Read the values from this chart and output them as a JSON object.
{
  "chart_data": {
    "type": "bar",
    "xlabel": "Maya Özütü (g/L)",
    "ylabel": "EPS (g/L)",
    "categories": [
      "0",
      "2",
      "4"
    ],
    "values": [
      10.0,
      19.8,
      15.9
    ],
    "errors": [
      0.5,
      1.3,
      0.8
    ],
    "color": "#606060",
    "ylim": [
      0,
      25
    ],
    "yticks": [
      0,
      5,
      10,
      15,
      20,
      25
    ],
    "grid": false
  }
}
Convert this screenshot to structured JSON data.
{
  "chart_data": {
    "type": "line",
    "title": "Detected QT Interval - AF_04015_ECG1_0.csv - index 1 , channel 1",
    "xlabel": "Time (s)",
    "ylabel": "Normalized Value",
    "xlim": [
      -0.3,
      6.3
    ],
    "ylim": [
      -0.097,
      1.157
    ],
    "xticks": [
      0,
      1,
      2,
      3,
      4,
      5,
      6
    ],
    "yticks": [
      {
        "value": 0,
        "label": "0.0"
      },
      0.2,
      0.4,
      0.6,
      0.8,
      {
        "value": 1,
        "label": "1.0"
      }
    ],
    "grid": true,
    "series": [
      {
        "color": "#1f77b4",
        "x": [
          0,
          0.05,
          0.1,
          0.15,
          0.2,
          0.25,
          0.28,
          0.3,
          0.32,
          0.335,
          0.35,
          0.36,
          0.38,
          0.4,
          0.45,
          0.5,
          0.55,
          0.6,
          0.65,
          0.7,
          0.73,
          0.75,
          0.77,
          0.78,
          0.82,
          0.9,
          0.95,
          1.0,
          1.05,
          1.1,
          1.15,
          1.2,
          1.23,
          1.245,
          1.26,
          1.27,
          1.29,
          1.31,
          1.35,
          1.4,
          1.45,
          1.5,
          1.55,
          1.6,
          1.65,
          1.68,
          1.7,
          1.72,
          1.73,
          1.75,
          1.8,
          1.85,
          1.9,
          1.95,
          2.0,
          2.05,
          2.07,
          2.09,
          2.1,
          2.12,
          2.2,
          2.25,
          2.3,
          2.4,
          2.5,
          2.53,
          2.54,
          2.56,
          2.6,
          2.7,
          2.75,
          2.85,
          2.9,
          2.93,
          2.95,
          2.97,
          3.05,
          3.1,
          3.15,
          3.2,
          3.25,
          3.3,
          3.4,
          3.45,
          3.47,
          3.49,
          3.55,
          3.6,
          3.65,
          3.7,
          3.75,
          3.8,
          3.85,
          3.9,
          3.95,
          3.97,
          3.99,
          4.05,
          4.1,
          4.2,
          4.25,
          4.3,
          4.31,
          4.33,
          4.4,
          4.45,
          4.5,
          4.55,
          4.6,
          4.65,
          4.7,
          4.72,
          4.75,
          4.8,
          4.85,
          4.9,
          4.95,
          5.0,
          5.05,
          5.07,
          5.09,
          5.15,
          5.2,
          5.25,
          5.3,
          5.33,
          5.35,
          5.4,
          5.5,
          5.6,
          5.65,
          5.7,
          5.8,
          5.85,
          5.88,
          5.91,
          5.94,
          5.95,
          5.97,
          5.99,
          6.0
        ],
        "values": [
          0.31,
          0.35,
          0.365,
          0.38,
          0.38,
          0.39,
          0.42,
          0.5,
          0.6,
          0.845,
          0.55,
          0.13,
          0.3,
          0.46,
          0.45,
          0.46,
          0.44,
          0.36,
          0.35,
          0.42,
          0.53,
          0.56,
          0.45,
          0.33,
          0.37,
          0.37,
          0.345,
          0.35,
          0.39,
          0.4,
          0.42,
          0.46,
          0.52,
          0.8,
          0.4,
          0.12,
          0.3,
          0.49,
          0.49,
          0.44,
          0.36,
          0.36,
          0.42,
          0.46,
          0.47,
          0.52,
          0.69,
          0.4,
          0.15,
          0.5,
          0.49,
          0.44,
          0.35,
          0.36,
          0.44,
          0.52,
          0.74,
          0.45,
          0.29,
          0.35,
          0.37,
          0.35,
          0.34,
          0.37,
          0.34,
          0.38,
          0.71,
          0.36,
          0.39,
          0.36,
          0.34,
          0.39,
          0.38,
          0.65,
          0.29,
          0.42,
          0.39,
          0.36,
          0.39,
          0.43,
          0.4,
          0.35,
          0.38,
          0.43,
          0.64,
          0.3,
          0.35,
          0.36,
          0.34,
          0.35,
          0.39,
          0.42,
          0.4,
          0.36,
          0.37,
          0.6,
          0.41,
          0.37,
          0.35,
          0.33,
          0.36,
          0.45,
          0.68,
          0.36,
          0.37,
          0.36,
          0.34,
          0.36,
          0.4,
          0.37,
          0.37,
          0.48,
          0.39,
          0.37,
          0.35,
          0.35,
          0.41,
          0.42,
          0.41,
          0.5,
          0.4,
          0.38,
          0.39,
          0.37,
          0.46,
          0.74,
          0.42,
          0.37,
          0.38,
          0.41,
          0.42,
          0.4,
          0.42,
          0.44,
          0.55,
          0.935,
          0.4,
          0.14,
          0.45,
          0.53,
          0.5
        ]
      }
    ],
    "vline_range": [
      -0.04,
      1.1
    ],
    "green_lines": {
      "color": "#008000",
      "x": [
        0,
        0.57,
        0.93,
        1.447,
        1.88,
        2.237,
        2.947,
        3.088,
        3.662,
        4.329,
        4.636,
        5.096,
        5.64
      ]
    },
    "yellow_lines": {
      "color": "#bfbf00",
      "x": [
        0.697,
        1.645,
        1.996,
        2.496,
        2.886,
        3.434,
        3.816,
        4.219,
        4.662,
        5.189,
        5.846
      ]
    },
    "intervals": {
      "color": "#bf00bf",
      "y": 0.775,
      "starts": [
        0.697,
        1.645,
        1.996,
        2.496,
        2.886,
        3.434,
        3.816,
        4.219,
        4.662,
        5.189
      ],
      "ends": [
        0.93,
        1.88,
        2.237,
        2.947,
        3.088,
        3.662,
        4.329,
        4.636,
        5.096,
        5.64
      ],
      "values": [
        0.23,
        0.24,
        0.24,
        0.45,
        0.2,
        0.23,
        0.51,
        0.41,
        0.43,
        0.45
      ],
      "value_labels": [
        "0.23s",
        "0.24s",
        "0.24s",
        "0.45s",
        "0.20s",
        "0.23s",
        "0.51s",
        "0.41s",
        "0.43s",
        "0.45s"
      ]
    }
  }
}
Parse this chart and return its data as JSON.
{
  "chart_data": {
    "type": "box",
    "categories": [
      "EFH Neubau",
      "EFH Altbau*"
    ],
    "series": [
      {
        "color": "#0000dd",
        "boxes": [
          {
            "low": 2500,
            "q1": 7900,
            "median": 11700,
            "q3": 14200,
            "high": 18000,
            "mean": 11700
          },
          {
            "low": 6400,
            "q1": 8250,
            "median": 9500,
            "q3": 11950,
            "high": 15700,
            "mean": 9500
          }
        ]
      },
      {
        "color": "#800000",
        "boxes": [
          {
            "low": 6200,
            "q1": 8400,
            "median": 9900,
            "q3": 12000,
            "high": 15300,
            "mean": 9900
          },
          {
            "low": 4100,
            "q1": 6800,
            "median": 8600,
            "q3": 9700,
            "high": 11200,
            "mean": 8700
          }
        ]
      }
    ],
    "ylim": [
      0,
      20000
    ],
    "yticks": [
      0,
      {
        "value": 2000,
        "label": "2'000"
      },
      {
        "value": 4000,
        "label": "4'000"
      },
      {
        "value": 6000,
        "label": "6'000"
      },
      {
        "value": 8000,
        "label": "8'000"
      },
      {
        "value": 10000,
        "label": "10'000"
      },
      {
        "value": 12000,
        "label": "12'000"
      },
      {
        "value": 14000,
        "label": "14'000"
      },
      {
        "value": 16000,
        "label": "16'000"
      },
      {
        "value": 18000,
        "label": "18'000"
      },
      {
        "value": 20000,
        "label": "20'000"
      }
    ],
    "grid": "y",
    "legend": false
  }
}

^^^^

## YOUR GOAL:
Starting from the line with "Parse this chart and return its data as JSON." and ending with the final line of the data, quote every line exactly, both ends included.

## FULL SOLUTION:
Parse this chart and return its data as JSON.
{
  "chart_data": {
    "type": "box",
    "categories": [
      "EFH Neubau",
      "EFH Altbau*"
    ],
    "series": [
      {
        "color": "#0000dd",
        "boxes": [
          {
            "low": 2500,
            "q1": 7900,
            "median": 11700,
            "q3": 14200,
            "high": 18000,
            "mean": 11700
          },
          {
            "low": 6400,
            "q1": 8250,
            "median": 9500,
            "q3": 11950,
            "high": 15700,
            "mean": 9500
          }
        ]
      },
      {
        "color": "#800000",
        "boxes": [
          {
            "low": 6200,
            "q1": 8400,
            "median": 9900,
            "q3": 12000,
            "high": 15300,
            "mean": 9900
          },
          {
            "low": 4100,
            "q1": 6800,
            "median": 8600,
            "q3": 9700,
            "high": 11200,
            "mean": 8700
          }
        ]
      }
    ],
    "ylim": [
      0,
      20000
    ],
    "yticks": [
      0,
      {
        "value": 2000,
        "label": "2'000"
      },
      {
        "value": 4000,
        "label": "4'000"
      },
      {
        "value": 6000,
        "label": "6'000"
      },
      {
        "value": 8000,
        "label": "8'000"
      },
      {
        "value": 10000,
        "label": "10'000"
      },
      {
        "value": 12000,
        "label": "12'000"
      },
      {
        "value": 14000,
        "label": "14'000"
      },
      {
        "value": 16000,
        "label": "16'000"
      },
      {
        "value": 18000,
        "label": "18'000"
      },
      {
        "value": 20000,
        "label": "20'000"
      }
    ],
    "grid": "y",
    "legend": false
  }
}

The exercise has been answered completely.